» **PERINTAH TUGAS 1**
Tentukan apakah setiap pernyataan (a), (b), dan (c) sesuai dengan teks tentang dakwah di Tanah Kaili. Jawab ya atau tidak, lalu kutip kata-kata dari teks yang menentukan jawabannya.
(a) Provinsi Sulawesi Tengah disahkan pada tahun 1964 dengan ibukota Palu.
(b) Ketika provinsi dibentuk, Kabupaten Buol beribukota di Buol.
(c) Dakwah individual adalah dakwah yang dijalankan oleh sekelompok orang atau lembaga.

» **KUTIPAN TEKS**
____

Jumat, 05 Juli 2013

Dakwah di Tanah Kaili




DAKWAH DI TANAH KAILI
PETA DAKWAH DAN PROBLEMATIKANYA

Rusli
Majelis Ulama Indonesia (MUI)
Provinsi Sulawesi Tengah

1.   PENDAHULUAN
Dakwah adalah bagian dari kewajiban individual setiap Muslim untuk menyebarkan ajaran-ajaran Islam, dengan berpijak pada prinsip amar ma’ruf nahi munkar. Secara kebahasaan, kata dakwah terambil dari bahasa Arab, daʻwah, yang berarti “ajakan, seruan.” Dalam terminologi Islam, dakwah mengandung pengertian:
Mendorong manusia untuk melakukan kebaikan dan petunjuk, dan memerintahkan mereka untuk amar ma’ruf nahi munkar, agar mendapatkan kebahagiaan hidup di dunia dan akhirat.[1]
Secara kebahasaan, ada beberapa kata yang mempunyai makna yang sama dengan dakwah, yaitu tabligh, tabshir, tawsiyyah, tadhkir, dan tawjih.
Dalam aktivitasnya, dakwah dapat dibedakan ke dalam dakwah kolektif (da’wah ‘ammah) dan dakwah individual (da’wah fardiyyah). Dakwah kolektif adalah dakwah yang dijalankan oleh sekelompok orang atau lembaga, sedangkan dakwah individual ditujukan untuk mengajak manusia ke jalan Allah dengan pendekatan pribadi. Model dakwah ini dalam sejarah awal Islam dilakukan oleh Nabi, yang berdakwah secara sembunyi-sembunyi, dari rumah ke rumah.
Dalam realitas masyarakat kontemporer saat ini, dakwah menghadapi banyak persoalan, baik dari aspek objek dakwah, materi dakwah, pelaku dakwah, maupun manajemen dakwah. Persolan-persoalan ini juga dihadapi oleh aktivitas dakwah di Tanah Kaili, Sulawesi Tengah. Bagaimana sebenarnya peta dakwah di Tanah Kaili? Dan persoalan-persoalan apa yang dihadapinya? 

2.   PETA DAKWAH
2.1.     Jumlah Penduduk
Propinsi Sulawesi Tengah dibentuk dan disahkan pada tahun 1964 berdasarkan pada UU No. 13 tahun 1964 dengan ibukota Palu. Wilayahnya kala itu mencakup Kabupaten Poso (dengan ibukota Poso), Kabupaten Donggala (dengan ibukota Palu), Kabupaten Luwuk (dengan ibukota Banggai), dan Kabupaten Buol (dengan ibukota Toli-toli). Dengan perkembangan sistem pemerintahan dan tuntutan masyarakat dalam era Reformasi, Pemerintah Pusat mengeluarkan kebijakan pemekaran menjadi 11 kabupaten, yaitu Palu, Donggala, Poso, Toli-toli, Buol, Banggai, Bungku, Banggai Kepulauan, Parigi Moutong, Tojo Una-una, dan Sigi.

____

» **BARIS DATA**

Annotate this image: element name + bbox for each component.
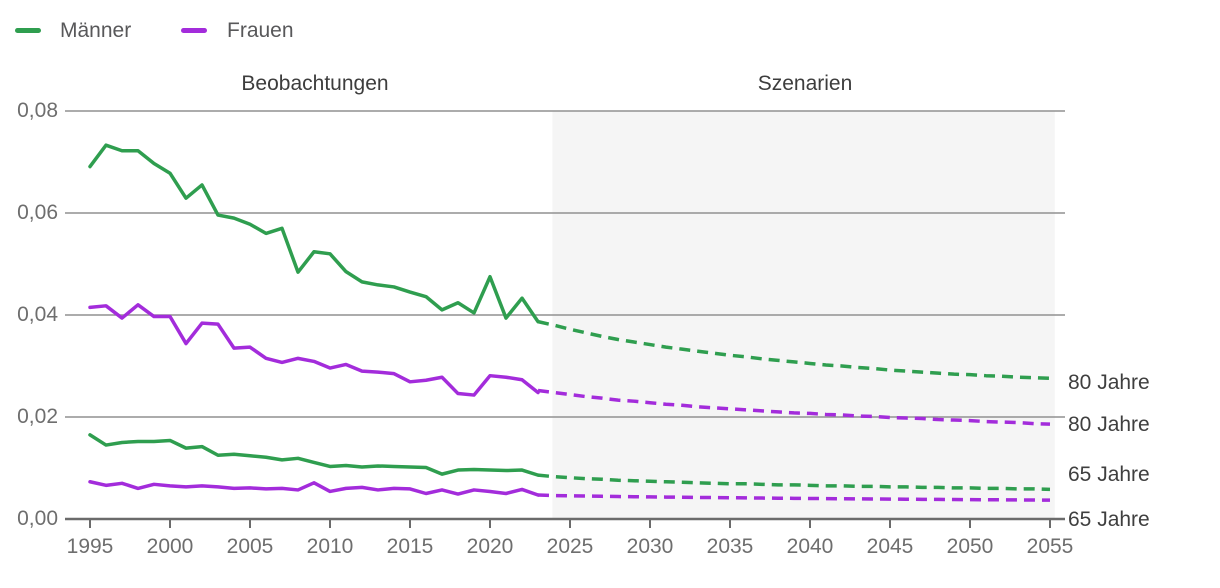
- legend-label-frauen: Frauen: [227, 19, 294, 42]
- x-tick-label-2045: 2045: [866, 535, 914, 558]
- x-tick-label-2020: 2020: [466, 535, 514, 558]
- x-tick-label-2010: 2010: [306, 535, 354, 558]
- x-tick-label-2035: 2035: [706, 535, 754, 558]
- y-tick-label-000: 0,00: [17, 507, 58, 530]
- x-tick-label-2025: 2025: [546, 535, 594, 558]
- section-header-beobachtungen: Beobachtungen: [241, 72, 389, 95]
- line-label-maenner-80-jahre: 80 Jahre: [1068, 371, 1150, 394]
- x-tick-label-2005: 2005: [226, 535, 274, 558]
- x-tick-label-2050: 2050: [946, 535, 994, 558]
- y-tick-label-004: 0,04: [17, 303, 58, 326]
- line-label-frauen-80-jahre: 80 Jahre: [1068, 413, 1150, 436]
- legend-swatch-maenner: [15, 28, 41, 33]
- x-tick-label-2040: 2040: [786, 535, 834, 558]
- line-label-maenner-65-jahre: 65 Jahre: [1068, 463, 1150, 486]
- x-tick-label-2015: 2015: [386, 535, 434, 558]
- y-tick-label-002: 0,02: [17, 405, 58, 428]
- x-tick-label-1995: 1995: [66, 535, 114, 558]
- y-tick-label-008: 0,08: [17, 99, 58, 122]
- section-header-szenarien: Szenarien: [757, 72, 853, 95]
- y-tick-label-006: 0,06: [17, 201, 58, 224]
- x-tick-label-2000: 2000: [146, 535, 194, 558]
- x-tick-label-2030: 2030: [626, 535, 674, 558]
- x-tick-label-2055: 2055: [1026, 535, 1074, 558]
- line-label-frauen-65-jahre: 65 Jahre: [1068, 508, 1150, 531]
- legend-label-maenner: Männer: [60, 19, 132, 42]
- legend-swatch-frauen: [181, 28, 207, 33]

____

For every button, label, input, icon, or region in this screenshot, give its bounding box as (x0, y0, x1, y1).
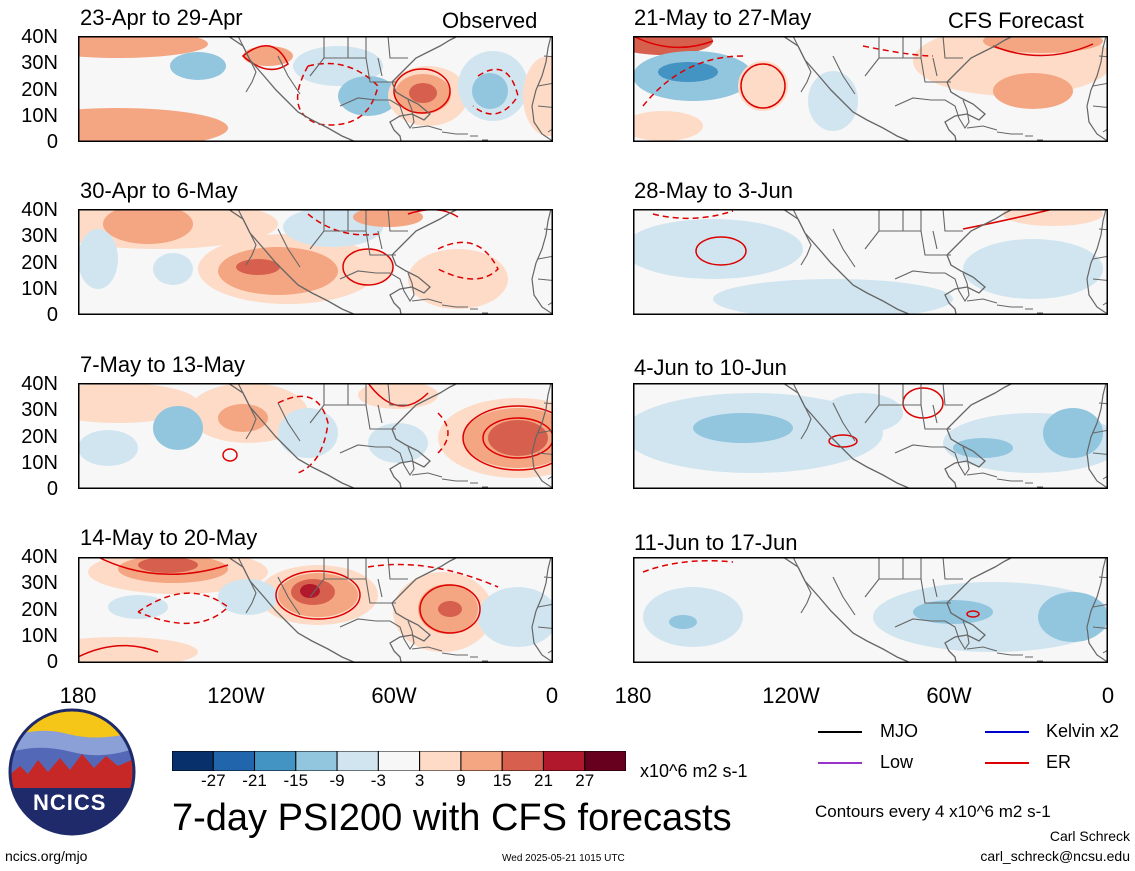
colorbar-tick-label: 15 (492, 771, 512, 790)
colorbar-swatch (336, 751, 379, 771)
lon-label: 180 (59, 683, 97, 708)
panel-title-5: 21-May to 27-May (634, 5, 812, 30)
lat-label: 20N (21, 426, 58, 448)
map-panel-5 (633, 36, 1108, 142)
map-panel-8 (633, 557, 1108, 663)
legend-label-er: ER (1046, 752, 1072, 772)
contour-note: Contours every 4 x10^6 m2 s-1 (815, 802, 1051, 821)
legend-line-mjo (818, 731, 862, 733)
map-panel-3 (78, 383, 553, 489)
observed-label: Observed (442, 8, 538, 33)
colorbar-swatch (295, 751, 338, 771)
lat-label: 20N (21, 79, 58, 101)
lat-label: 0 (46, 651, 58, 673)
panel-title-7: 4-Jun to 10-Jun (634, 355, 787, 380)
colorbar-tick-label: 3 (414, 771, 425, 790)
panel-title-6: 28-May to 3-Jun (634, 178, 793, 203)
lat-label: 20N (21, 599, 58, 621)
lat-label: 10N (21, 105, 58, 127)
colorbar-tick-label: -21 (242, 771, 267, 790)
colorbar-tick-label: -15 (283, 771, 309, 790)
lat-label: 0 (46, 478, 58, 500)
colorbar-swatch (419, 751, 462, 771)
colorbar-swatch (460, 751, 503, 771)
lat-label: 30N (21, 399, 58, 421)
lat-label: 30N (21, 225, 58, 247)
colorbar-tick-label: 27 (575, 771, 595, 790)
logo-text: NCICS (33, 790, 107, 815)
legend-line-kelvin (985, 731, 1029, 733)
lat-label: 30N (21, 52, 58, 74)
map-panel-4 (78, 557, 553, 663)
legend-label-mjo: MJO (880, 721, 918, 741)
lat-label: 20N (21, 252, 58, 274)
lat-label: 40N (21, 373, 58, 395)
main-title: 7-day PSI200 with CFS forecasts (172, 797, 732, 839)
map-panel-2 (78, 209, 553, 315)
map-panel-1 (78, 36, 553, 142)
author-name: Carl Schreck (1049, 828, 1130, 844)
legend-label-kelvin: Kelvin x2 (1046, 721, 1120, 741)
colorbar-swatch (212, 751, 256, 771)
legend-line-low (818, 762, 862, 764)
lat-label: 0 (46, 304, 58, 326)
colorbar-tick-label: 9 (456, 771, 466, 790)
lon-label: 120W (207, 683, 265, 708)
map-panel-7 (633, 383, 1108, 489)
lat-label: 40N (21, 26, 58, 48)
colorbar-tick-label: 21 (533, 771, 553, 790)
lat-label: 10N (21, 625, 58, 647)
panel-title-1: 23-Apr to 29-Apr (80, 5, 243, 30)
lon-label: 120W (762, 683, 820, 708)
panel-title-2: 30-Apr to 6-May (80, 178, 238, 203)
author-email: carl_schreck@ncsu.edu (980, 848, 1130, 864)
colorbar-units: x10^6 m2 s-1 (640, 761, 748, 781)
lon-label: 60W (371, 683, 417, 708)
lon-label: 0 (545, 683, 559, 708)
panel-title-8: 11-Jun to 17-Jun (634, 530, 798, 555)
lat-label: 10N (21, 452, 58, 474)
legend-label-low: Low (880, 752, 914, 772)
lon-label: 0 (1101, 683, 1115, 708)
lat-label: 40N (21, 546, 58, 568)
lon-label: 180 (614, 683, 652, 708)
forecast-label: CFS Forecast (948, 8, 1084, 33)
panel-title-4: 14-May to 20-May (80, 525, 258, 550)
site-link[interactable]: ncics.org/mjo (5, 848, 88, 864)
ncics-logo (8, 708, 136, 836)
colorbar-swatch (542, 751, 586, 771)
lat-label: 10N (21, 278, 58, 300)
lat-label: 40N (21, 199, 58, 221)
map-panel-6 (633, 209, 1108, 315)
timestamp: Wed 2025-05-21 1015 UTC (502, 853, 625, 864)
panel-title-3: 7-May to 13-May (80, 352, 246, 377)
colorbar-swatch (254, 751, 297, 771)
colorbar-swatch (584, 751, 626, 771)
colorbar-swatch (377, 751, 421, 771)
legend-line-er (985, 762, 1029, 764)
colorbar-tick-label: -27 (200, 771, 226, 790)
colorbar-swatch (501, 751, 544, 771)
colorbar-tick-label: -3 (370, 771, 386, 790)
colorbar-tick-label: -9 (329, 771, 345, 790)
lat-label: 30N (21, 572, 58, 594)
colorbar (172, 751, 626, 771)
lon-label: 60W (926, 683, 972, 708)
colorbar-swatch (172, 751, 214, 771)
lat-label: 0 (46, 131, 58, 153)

____

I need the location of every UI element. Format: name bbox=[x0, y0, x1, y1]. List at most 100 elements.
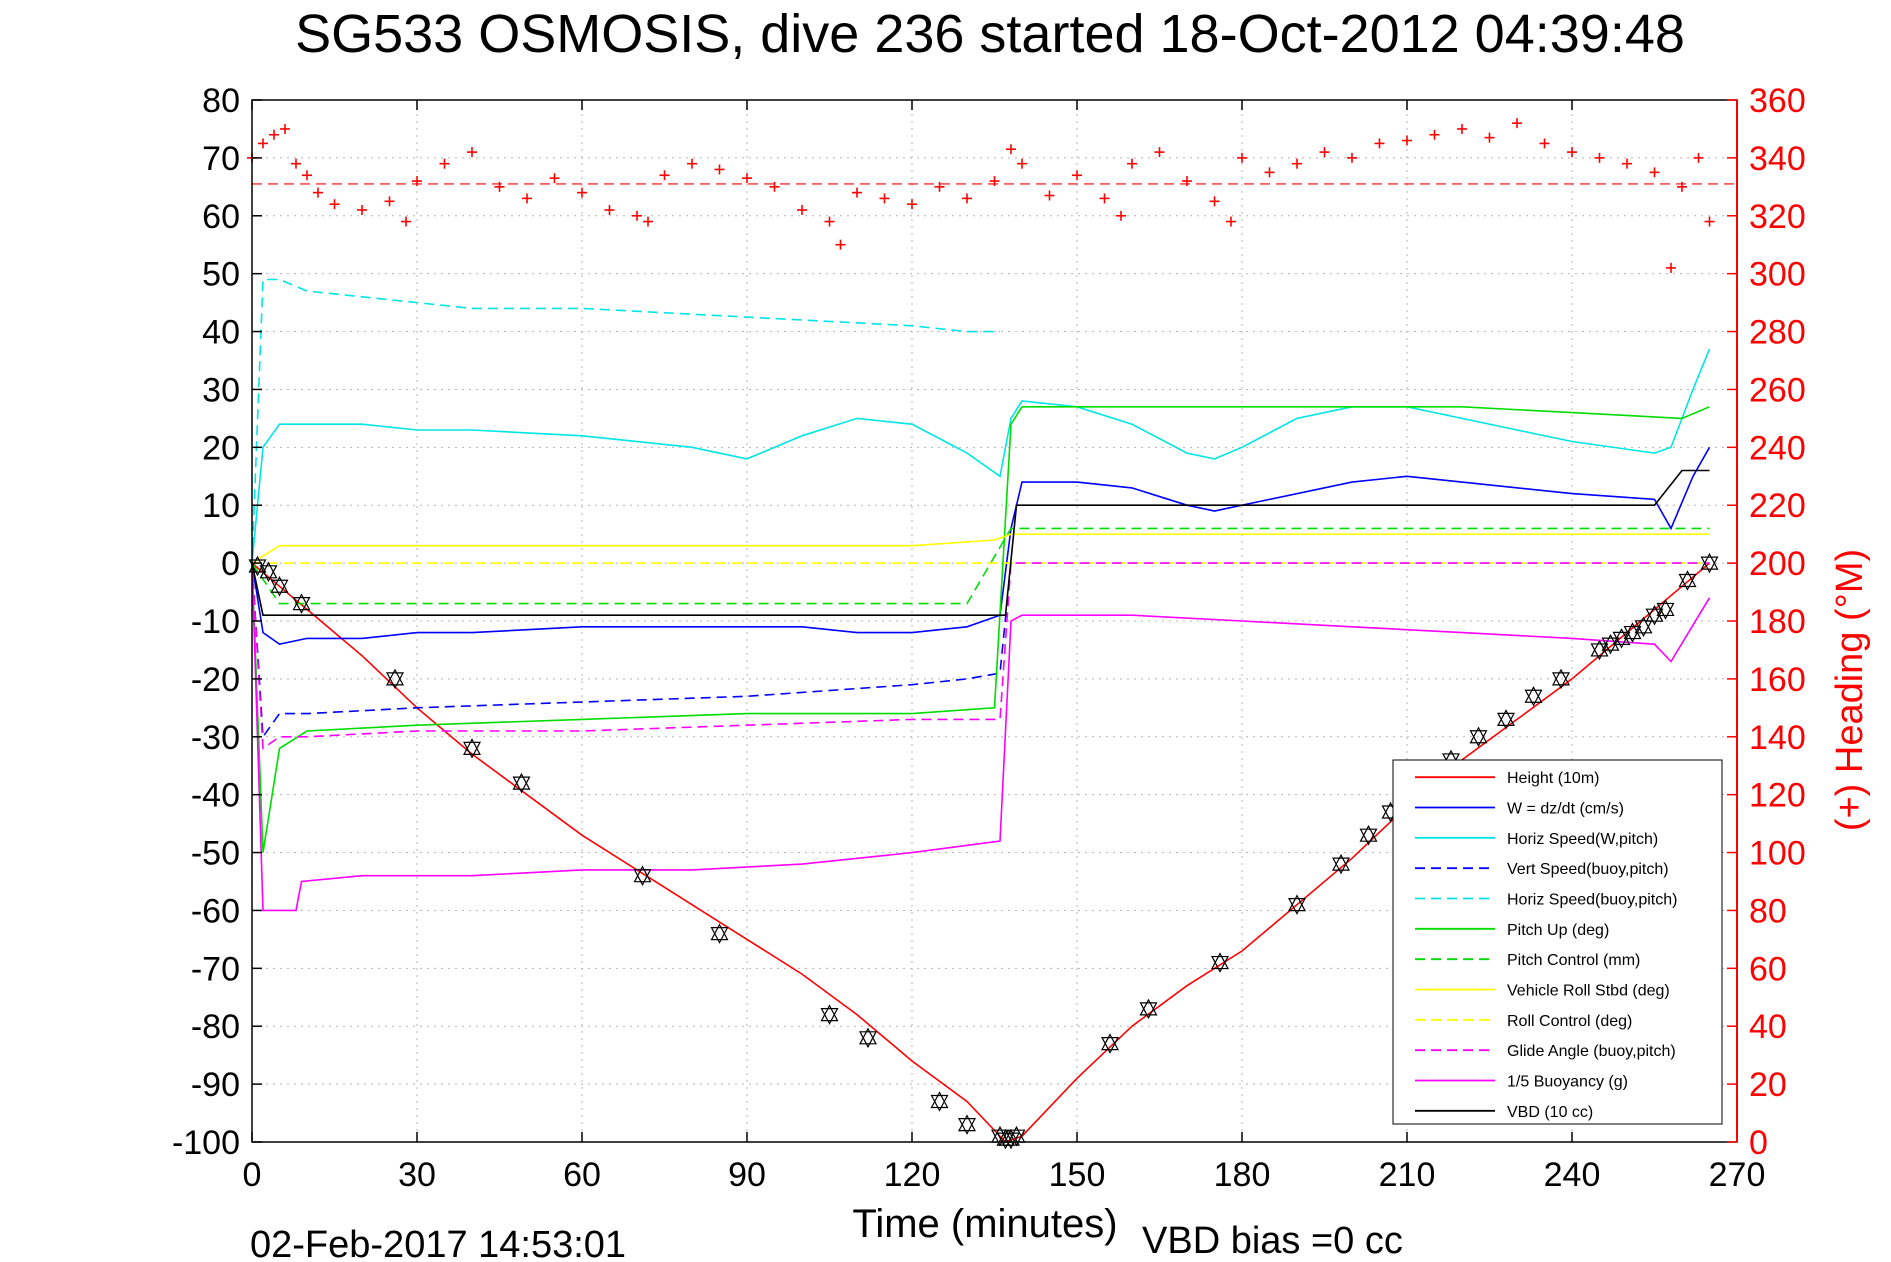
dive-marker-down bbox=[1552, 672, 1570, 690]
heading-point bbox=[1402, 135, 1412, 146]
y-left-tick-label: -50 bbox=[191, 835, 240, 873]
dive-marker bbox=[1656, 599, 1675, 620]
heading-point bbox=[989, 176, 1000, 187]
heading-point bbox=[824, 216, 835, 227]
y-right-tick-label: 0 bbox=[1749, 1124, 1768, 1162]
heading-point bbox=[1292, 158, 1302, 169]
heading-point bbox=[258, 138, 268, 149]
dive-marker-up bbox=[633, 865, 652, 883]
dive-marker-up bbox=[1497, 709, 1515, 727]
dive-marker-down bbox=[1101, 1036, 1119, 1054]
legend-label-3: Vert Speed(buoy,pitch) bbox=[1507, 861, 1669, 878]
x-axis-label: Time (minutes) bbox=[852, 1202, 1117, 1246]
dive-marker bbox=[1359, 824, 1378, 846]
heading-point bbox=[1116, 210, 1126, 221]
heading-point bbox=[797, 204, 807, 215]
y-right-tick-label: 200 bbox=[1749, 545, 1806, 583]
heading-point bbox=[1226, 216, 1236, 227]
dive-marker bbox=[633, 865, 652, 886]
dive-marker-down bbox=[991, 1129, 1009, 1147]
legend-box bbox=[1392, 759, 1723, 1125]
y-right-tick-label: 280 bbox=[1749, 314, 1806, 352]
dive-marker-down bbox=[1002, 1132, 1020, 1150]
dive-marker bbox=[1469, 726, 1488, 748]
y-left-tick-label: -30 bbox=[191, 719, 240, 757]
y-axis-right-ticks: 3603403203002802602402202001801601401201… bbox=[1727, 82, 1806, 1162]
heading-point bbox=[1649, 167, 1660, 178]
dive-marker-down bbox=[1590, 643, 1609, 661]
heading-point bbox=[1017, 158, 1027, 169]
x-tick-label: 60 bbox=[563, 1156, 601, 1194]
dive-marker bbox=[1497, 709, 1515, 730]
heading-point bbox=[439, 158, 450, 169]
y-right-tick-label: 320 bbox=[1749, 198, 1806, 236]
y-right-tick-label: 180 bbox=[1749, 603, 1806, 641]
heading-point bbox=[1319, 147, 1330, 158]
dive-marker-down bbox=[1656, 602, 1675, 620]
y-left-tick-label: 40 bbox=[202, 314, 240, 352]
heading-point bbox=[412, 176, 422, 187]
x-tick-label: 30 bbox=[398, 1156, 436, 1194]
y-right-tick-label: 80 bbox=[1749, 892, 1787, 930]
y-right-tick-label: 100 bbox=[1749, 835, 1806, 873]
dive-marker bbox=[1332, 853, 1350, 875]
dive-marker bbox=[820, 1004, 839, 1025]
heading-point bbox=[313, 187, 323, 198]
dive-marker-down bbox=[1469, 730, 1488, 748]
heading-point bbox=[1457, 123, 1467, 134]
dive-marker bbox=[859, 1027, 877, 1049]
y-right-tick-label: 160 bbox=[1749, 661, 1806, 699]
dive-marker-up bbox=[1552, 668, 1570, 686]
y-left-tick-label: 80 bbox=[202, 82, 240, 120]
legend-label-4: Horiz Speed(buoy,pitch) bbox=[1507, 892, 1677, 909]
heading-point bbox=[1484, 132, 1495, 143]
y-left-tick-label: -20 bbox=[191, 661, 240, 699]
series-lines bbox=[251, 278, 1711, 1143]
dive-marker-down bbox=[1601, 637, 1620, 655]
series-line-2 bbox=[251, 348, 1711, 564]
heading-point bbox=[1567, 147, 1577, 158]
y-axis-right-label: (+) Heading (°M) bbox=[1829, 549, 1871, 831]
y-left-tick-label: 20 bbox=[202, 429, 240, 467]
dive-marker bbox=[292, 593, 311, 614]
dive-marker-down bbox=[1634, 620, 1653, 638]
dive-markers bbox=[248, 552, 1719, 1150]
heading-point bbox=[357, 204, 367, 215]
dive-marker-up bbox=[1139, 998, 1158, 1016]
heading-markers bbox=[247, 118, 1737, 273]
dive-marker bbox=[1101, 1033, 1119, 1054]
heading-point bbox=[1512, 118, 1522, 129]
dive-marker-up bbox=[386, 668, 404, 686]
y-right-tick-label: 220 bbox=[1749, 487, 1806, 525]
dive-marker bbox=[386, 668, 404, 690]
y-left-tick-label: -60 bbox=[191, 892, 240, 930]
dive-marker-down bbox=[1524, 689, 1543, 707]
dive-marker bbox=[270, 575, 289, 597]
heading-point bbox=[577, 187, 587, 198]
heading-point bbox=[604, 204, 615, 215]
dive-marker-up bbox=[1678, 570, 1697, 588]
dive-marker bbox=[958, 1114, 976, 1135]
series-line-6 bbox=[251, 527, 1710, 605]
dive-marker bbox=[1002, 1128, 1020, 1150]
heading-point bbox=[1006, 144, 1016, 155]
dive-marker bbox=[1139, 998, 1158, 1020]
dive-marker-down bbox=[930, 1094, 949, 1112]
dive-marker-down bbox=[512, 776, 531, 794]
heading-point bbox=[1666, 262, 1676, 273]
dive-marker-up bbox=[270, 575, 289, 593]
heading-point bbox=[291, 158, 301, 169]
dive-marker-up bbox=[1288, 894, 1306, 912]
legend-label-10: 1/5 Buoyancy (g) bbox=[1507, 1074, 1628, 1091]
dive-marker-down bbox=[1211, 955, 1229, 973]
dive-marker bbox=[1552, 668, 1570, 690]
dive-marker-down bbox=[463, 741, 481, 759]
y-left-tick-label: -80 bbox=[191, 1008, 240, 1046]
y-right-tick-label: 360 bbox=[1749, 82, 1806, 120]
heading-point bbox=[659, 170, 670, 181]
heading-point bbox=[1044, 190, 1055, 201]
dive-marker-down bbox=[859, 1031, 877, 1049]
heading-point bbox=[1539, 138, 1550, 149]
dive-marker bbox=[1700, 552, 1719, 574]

____

» **PERINTAH TUGAS 2**
Tuliskan kembali baris-baris data, mulai dari baris yang memuat "- legend-label-frauen: Frauen: [227, 19, 294, 42]" sampai dengan baris yang memuat "- x-tick-label-2015: 2015: [386, 535, 434, 558]", termasuk kedua baris tersebut.

» **JAWABAN LENGKAP 1**
(a) Ya: "Propinsi Sulawesi Tengah dibentuk dan disahkan pada tahun 1964 berdasarkan pada UU No. 13 tahun 1964 dengan ibukota Palu."
(b) Tidak: "Kabupaten Buol (dengan ibukota Toli-toli)"
(c) Tidak: "Dakwah kolektif adalah dakwah yang dijalankan oleh sekelompok orang atau lembaga, sedangkan dakwah individual ditujukan untuk mengajak manusia ke jalan Allah dengan pendekatan pribadi."

» **JAWABAN LENGKAP 2**
- legend-label-frauen: Frauen: [227, 19, 294, 42]
- x-tick-label-2045: 2045: [866, 535, 914, 558]
- x-tick-label-2020: 2020: [466, 535, 514, 558]
- x-tick-label-2010: 2010: [306, 535, 354, 558]
- x-tick-label-2035: 2035: [706, 535, 754, 558]
- y-tick-label-000: 0,00: [17, 507, 58, 530]
- x-tick-label-2025: 2025: [546, 535, 594, 558]
- section-header-beobachtungen: Beobachtungen: [241, 72, 389, 95]
- line-label-maenner-80-jahre: 80 Jahre: [1068, 371, 1150, 394]
- x-tick-label-2005: 2005: [226, 535, 274, 558]
- x-tick-label-2050: 2050: [946, 535, 994, 558]
- y-tick-label-004: 0,04: [17, 303, 58, 326]
- line-label-frauen-80-jahre: 80 Jahre: [1068, 413, 1150, 436]
- legend-swatch-maenner: [15, 28, 41, 33]
- x-tick-label-2040: 2040: [786, 535, 834, 558]
- line-label-maenner-65-jahre: 65 Jahre: [1068, 463, 1150, 486]
- x-tick-label-2015: 2015: [386, 535, 434, 558]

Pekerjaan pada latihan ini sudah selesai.